■ Exercise goal ■
Without the pictures, can you quote each line below exactly?

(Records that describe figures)
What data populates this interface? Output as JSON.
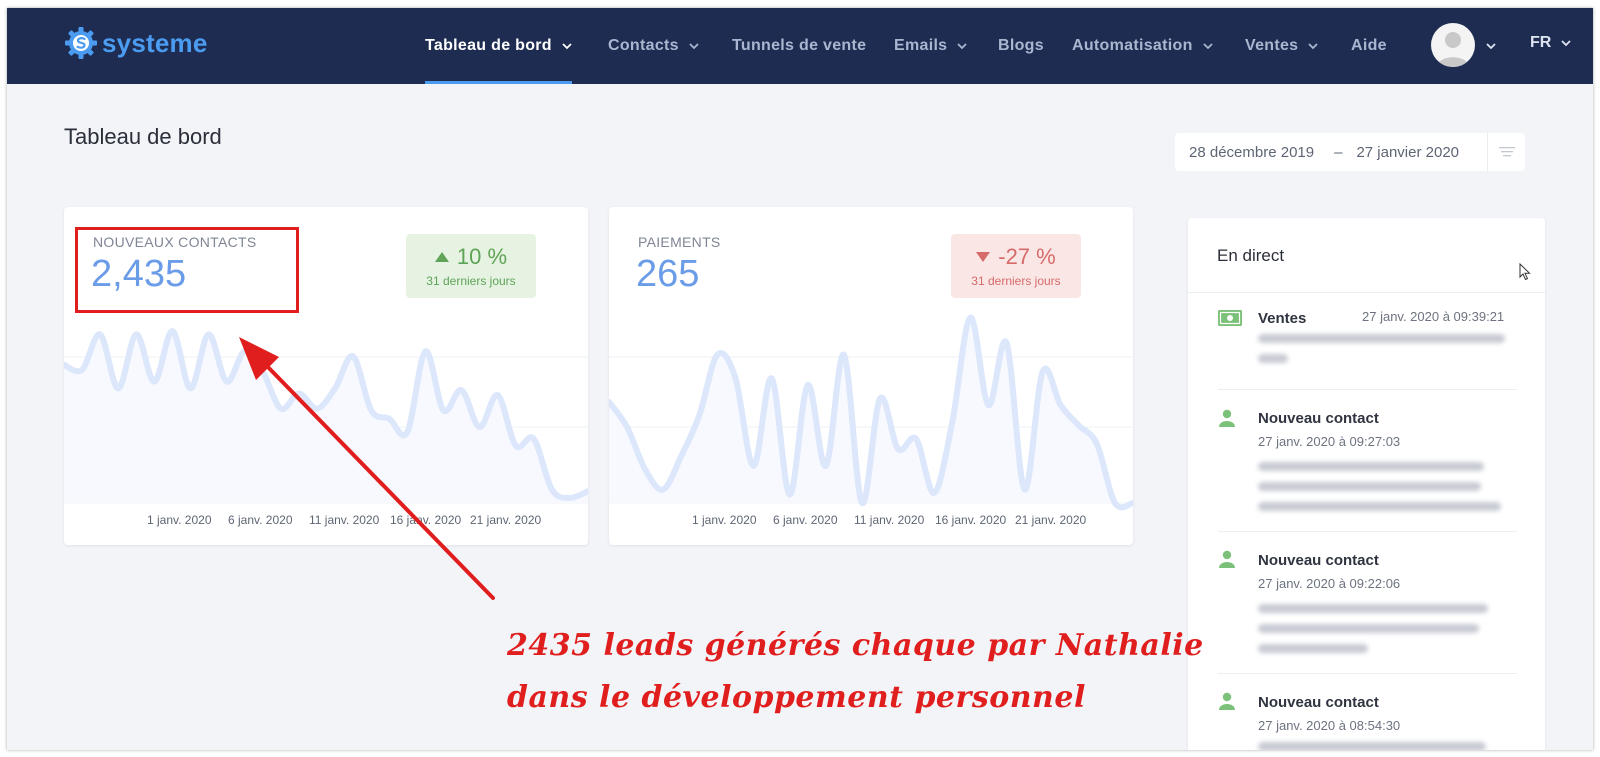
{
  "app": {
    "logo_text": "systeme"
  },
  "nav": {
    "items": [
      {
        "label": "Tableau de bord",
        "active": true,
        "dropdown": true
      },
      {
        "label": "Contacts",
        "active": false,
        "dropdown": true
      },
      {
        "label": "Tunnels de vente",
        "active": false,
        "dropdown": false
      },
      {
        "label": "Emails",
        "active": false,
        "dropdown": true
      },
      {
        "label": "Blogs",
        "active": false,
        "dropdown": false
      },
      {
        "label": "Automatisation",
        "active": false,
        "dropdown": true
      },
      {
        "label": "Ventes",
        "active": false,
        "dropdown": true
      },
      {
        "label": "Aide",
        "active": false,
        "dropdown": false
      }
    ],
    "language": "FR"
  },
  "page": {
    "title": "Tableau de bord",
    "date_start": "28 décembre 2019",
    "date_sep": "–",
    "date_end": "27 janvier 2020"
  },
  "cards": {
    "contacts": {
      "label": "NOUVEAUX CONTACTS",
      "value": "2,435",
      "change": "10 %",
      "change_direction": "up",
      "change_period": "31 derniers jours"
    },
    "payments": {
      "label": "PAIEMENTS",
      "value": "265",
      "change": "-27 %",
      "change_direction": "down",
      "change_period": "31 derniers jours"
    }
  },
  "chart_data": [
    {
      "type": "area",
      "x_tick_labels": [
        "1 janv. 2020",
        "6 janv. 2020",
        "11 janv. 2020",
        "16 janv. 2020",
        "21 janv. 2020"
      ],
      "values": [
        82,
        79,
        100,
        68,
        100,
        72,
        102,
        68,
        100,
        72,
        90,
        78,
        56,
        65,
        56,
        68,
        87,
        55,
        50,
        42,
        90,
        55,
        67,
        45,
        64,
        34,
        38,
        8,
        3,
        7
      ],
      "ylim": [
        0,
        140
      ],
      "grid": true,
      "color": "#dce7fb"
    },
    {
      "type": "area",
      "x_tick_labels": [
        "1 janv. 2020",
        "6 janv. 2020",
        "11 janv. 2020",
        "16 janv. 2020",
        "21 janv. 2020"
      ],
      "values": [
        60,
        45,
        20,
        8,
        28,
        52,
        88,
        74,
        22,
        74,
        5,
        70,
        22,
        88,
        0,
        62,
        32,
        38,
        6,
        48,
        110,
        58,
        95,
        8,
        78,
        58,
        46,
        35,
        0,
        0
      ],
      "ylim": [
        0,
        140
      ],
      "grid": true,
      "color": "#dce7fb"
    }
  ],
  "live": {
    "title": "En direct",
    "items": [
      {
        "icon": "money-icon",
        "title": "Ventes",
        "time": "27 janv. 2020 à 09:39:21"
      },
      {
        "icon": "user-icon",
        "title": "Nouveau contact",
        "time": "27 janv. 2020 à 09:27:03"
      },
      {
        "icon": "user-icon",
        "title": "Nouveau contact",
        "time": "27 janv. 2020 à 09:22:06"
      },
      {
        "icon": "user-icon",
        "title": "Nouveau contact",
        "time": "27 janv. 2020 à 08:54:30"
      }
    ]
  },
  "annotation": {
    "line1": "2435 leads générés chaque par  Nathalie",
    "line2": "dans le développement personnel",
    "color": "#e01e1e"
  },
  "colors": {
    "navbar": "#1e2c52",
    "accent": "#4b9cf0",
    "value": "#6a9ce8",
    "up": "#5fa356",
    "down": "#d56a6a"
  }
}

■ Solution below ■
What data populates this interface? Output as JSON.
{
  "app": {
    "logo_text": "systeme"
  },
  "nav": {
    "items": [
      {
        "label": "Tableau de bord",
        "active": true,
        "dropdown": true
      },
      {
        "label": "Contacts",
        "active": false,
        "dropdown": true
      },
      {
        "label": "Tunnels de vente",
        "active": false,
        "dropdown": false
      },
      {
        "label": "Emails",
        "active": false,
        "dropdown": true
      },
      {
        "label": "Blogs",
        "active": false,
        "dropdown": false
      },
      {
        "label": "Automatisation",
        "active": false,
        "dropdown": true
      },
      {
        "label": "Ventes",
        "active": false,
        "dropdown": true
      },
      {
        "label": "Aide",
        "active": false,
        "dropdown": false
      }
    ],
    "language": "FR"
  },
  "page": {
    "title": "Tableau de bord",
    "date_start": "28 décembre 2019",
    "date_sep": "–",
    "date_end": "27 janvier 2020"
  },
  "cards": {
    "contacts": {
      "label": "NOUVEAUX CONTACTS",
      "value": "2,435",
      "change": "10 %",
      "change_direction": "up",
      "change_period": "31 derniers jours"
    },
    "payments": {
      "label": "PAIEMENTS",
      "value": "265",
      "change": "-27 %",
      "change_direction": "down",
      "change_period": "31 derniers jours"
    }
  },
  "chart_data": [
    {
      "type": "area",
      "x_tick_labels": [
        "1 janv. 2020",
        "6 janv. 2020",
        "11 janv. 2020",
        "16 janv. 2020",
        "21 janv. 2020"
      ],
      "values": [
        82,
        79,
        100,
        68,
        100,
        72,
        102,
        68,
        100,
        72,
        90,
        78,
        56,
        65,
        56,
        68,
        87,
        55,
        50,
        42,
        90,
        55,
        67,
        45,
        64,
        34,
        38,
        8,
        3,
        7
      ],
      "ylim": [
        0,
        140
      ],
      "grid": true,
      "color": "#dce7fb"
    },
    {
      "type": "area",
      "x_tick_labels": [
        "1 janv. 2020",
        "6 janv. 2020",
        "11 janv. 2020",
        "16 janv. 2020",
        "21 janv. 2020"
      ],
      "values": [
        60,
        45,
        20,
        8,
        28,
        52,
        88,
        74,
        22,
        74,
        5,
        70,
        22,
        88,
        0,
        62,
        32,
        38,
        6,
        48,
        110,
        58,
        95,
        8,
        78,
        58,
        46,
        35,
        0,
        0
      ],
      "ylim": [
        0,
        140
      ],
      "grid": true,
      "color": "#dce7fb"
    }
  ],
  "live": {
    "title": "En direct",
    "items": [
      {
        "icon": "money-icon",
        "title": "Ventes",
        "time": "27 janv. 2020 à 09:39:21"
      },
      {
        "icon": "user-icon",
        "title": "Nouveau contact",
        "time": "27 janv. 2020 à 09:27:03"
      },
      {
        "icon": "user-icon",
        "title": "Nouveau contact",
        "time": "27 janv. 2020 à 09:22:06"
      },
      {
        "icon": "user-icon",
        "title": "Nouveau contact",
        "time": "27 janv. 2020 à 08:54:30"
      }
    ]
  },
  "annotation": {
    "line1": "2435 leads générés chaque par  Nathalie",
    "line2": "dans le développement personnel",
    "color": "#e01e1e"
  },
  "colors": {
    "navbar": "#1e2c52",
    "accent": "#4b9cf0",
    "value": "#6a9ce8",
    "up": "#5fa356",
    "down": "#d56a6a"
  }
}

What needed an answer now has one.